BEGIN Data for the task

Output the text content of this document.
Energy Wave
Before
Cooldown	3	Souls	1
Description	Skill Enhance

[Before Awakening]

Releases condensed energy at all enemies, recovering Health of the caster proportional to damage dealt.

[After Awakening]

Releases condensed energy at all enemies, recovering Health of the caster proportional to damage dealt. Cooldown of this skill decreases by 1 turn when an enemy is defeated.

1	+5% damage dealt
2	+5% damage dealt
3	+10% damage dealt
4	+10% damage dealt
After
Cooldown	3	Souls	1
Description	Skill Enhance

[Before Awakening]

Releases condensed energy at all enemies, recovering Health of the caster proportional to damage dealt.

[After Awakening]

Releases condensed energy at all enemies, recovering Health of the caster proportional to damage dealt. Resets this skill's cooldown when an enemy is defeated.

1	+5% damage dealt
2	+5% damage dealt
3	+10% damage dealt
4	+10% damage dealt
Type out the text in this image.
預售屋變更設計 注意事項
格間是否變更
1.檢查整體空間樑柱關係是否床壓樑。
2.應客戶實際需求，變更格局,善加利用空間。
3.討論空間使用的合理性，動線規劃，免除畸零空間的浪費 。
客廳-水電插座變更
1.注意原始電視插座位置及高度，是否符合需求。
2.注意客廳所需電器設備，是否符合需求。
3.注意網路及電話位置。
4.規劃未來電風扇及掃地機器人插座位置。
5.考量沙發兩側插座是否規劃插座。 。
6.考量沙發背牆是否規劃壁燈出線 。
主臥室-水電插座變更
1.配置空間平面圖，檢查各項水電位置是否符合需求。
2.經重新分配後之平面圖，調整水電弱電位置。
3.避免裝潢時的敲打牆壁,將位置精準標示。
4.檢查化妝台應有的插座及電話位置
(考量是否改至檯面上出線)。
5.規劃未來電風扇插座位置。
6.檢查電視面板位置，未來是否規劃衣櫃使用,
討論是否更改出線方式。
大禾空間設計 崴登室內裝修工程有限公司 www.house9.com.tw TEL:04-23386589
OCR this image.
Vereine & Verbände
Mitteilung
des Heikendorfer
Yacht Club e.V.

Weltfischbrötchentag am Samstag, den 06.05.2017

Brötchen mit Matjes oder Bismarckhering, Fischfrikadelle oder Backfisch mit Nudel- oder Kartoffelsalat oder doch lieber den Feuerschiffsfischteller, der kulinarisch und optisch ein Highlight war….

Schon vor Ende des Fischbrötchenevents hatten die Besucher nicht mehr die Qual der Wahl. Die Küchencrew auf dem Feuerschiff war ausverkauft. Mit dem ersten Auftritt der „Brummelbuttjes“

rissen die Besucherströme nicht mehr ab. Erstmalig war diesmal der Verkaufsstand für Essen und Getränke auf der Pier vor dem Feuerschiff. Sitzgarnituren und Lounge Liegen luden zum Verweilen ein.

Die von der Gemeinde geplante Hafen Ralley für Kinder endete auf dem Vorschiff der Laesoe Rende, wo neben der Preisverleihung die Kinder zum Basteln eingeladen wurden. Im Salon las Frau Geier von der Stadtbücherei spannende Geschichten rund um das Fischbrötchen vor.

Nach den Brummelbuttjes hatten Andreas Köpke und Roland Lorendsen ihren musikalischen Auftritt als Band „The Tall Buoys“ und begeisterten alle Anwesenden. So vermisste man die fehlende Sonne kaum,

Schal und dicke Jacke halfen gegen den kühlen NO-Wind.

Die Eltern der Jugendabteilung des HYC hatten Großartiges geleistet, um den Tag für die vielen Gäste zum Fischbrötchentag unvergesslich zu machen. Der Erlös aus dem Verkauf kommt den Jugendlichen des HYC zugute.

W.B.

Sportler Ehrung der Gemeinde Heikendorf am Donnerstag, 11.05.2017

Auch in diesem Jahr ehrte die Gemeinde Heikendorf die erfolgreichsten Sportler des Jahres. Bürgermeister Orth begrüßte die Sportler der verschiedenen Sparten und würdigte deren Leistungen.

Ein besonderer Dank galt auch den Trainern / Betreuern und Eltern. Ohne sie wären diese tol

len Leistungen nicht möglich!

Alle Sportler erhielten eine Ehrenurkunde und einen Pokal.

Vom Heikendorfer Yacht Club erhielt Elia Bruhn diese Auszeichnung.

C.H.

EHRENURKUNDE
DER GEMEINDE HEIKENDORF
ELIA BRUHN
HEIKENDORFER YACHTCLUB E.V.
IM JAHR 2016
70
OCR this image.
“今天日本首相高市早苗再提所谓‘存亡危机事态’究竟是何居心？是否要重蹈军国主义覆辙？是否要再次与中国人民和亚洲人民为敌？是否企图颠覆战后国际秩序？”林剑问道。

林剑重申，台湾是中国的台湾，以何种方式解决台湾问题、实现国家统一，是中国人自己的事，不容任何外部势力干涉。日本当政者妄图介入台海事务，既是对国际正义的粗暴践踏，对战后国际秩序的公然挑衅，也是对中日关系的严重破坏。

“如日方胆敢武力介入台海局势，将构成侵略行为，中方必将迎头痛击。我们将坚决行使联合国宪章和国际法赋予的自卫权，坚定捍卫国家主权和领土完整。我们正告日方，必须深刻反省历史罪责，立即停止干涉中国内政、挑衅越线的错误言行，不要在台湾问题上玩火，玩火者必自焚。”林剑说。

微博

END Data for the task

- Objective -
Find the string "Brummelbuttjes" in the records, then copy each line where it occurs.

- Result of this exercise -
Schon vor Ende des Fischbrötchenevents hatten die Besucher nicht mehr die Qual der Wahl. Die Küchencrew auf dem Feuerschiff war ausverkauft. Mit dem ersten Auftritt der „Brummelbuttjes“
Nach den Brummelbuttjes hatten Andreas Köpke und Roland Lorendsen ihren musikalischen Auftritt als Band „The Tall Buoys“ und begeisterten alle Anwesenden. So vermisste man die fehlende Sonne kaum,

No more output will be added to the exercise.